= Task directions =
Copy each line that holds "translated".

= Dataset excerpts =

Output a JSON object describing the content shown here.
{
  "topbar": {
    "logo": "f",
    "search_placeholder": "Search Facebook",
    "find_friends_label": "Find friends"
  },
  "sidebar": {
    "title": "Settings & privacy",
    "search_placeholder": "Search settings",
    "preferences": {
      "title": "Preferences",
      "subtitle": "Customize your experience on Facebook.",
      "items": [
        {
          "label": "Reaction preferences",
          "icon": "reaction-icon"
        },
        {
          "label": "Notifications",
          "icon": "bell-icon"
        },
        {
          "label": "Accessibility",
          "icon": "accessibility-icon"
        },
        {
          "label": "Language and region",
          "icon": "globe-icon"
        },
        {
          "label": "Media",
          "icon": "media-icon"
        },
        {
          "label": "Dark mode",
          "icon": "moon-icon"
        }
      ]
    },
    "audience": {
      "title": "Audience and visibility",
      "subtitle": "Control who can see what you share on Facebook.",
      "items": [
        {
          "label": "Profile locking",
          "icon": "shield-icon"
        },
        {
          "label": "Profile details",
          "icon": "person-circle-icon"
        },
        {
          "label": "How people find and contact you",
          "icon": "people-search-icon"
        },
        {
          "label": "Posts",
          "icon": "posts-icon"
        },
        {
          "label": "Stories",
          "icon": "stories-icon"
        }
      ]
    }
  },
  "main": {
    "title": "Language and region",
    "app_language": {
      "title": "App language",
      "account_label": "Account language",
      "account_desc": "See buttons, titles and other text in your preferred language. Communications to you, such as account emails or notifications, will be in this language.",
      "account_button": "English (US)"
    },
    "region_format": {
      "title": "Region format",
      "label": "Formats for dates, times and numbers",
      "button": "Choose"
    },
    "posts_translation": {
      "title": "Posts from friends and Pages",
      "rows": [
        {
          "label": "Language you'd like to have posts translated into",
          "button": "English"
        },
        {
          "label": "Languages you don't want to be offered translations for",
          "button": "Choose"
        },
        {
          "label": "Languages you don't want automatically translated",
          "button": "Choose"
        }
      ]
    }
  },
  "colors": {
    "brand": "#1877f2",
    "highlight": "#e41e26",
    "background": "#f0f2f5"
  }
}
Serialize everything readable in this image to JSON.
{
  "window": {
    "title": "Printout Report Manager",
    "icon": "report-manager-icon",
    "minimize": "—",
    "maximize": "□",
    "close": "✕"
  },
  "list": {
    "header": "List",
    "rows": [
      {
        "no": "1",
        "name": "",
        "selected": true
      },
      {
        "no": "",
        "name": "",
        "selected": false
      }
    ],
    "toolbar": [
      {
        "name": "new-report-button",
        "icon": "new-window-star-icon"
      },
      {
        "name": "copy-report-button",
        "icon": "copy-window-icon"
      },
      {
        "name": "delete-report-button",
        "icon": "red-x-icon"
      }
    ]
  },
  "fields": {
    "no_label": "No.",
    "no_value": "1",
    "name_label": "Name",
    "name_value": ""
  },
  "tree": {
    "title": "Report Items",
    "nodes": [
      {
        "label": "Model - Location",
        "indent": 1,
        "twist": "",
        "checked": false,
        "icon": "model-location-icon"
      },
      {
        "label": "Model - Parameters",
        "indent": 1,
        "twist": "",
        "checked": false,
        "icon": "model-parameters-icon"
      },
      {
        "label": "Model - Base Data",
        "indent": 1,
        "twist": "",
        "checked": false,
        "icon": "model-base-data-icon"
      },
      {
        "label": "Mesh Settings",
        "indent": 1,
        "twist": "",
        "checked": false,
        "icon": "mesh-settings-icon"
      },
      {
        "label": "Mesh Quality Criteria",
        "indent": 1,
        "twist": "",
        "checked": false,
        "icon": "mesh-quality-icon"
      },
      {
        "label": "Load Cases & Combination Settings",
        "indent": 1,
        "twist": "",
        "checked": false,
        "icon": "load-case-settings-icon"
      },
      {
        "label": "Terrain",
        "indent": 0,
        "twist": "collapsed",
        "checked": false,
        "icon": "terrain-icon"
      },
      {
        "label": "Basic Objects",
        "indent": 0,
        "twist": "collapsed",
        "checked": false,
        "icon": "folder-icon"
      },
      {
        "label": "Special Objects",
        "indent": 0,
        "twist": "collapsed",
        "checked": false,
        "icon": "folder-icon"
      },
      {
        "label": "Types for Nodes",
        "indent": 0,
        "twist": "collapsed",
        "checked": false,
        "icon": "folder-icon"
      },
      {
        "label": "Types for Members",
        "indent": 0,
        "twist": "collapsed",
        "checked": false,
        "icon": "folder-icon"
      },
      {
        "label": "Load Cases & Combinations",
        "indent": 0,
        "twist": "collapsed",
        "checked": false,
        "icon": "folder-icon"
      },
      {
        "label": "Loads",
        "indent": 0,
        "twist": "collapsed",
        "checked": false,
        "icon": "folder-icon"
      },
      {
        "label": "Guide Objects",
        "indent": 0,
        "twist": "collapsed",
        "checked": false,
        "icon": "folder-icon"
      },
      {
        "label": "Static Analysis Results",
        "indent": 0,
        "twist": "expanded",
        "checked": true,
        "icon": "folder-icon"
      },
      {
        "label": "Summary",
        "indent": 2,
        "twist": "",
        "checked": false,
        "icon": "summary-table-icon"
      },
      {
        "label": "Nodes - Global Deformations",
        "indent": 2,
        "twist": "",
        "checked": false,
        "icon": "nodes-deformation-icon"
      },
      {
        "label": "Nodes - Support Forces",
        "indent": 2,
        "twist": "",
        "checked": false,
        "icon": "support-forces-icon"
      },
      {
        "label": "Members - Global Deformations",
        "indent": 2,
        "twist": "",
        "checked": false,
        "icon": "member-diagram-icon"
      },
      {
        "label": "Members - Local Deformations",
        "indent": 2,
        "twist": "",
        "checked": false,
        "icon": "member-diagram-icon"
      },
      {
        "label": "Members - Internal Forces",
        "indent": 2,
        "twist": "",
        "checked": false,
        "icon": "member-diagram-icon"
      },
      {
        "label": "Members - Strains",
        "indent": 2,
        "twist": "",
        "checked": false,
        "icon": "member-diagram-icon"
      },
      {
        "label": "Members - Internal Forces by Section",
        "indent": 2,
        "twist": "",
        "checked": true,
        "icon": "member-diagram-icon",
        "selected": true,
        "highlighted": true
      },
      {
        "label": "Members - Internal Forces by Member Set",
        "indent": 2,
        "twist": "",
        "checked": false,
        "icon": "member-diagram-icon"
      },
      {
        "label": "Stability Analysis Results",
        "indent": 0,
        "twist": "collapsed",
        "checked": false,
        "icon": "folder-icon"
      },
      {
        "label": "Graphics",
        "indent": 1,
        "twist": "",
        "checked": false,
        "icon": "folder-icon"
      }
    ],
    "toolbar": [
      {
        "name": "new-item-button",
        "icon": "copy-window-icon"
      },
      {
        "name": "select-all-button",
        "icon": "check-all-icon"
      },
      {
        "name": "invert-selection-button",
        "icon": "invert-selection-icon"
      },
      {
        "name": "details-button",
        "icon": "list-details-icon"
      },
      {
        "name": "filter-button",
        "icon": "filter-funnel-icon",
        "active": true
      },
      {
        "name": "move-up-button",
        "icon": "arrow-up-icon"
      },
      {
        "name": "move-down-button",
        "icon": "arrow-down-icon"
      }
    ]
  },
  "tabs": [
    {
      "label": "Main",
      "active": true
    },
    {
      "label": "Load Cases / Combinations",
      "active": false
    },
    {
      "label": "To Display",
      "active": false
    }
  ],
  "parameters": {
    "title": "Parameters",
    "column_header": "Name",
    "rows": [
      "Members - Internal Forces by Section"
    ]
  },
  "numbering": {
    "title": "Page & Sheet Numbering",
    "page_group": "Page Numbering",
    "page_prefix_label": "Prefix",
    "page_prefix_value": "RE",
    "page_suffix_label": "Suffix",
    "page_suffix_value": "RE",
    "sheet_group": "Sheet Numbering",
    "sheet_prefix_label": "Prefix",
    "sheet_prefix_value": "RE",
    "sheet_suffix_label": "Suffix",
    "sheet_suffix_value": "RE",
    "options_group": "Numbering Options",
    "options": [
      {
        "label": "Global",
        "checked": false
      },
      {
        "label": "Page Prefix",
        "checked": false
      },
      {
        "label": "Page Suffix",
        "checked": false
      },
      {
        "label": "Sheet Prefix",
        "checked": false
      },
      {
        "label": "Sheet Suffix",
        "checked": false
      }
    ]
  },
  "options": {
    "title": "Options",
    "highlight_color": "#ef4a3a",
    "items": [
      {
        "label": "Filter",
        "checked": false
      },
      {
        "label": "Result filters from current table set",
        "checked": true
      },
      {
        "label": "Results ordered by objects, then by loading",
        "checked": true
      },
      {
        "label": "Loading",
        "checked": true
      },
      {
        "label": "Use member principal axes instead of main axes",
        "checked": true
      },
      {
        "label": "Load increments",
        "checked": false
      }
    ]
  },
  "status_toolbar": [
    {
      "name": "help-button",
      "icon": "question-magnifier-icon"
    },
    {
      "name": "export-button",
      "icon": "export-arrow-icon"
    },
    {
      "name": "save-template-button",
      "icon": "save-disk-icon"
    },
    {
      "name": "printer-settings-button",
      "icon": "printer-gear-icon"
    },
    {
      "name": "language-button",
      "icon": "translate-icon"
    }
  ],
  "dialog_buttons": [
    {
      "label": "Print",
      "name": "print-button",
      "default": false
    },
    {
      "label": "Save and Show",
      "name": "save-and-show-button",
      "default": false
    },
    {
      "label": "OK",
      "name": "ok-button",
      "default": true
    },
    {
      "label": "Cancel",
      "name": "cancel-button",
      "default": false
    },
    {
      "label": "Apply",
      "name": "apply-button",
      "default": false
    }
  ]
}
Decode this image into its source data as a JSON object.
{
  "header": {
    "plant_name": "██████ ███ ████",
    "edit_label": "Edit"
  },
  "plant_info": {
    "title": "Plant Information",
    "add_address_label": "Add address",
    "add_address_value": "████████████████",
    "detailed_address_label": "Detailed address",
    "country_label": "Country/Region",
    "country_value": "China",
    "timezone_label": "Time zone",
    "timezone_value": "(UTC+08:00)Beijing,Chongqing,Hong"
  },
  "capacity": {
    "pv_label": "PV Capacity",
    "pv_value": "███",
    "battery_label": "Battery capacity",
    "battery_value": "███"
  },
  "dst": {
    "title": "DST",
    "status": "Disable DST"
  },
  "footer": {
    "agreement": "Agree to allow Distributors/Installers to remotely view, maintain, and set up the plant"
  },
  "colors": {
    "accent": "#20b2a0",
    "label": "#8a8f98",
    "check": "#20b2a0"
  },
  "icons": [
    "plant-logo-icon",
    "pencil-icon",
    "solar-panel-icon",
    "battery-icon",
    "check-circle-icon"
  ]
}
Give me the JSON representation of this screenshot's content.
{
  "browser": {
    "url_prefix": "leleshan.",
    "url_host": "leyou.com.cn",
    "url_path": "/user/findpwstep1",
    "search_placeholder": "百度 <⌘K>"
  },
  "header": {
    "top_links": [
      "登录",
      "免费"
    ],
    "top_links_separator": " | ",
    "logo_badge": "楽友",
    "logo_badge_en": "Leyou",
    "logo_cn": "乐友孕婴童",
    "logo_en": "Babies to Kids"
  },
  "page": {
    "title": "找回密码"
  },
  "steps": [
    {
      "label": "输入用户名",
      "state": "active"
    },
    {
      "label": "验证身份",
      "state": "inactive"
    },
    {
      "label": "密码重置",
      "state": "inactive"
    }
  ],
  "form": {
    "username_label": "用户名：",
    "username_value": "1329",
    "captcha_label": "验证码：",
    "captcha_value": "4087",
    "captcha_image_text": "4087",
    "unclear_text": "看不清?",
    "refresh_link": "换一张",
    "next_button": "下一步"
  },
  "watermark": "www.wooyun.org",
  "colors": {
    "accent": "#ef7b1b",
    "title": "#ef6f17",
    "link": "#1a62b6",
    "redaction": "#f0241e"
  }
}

= Result of this exercise =
          "label": "Language you'd like to have posts translated into",
          "label": "Languages you don't want automatically translated",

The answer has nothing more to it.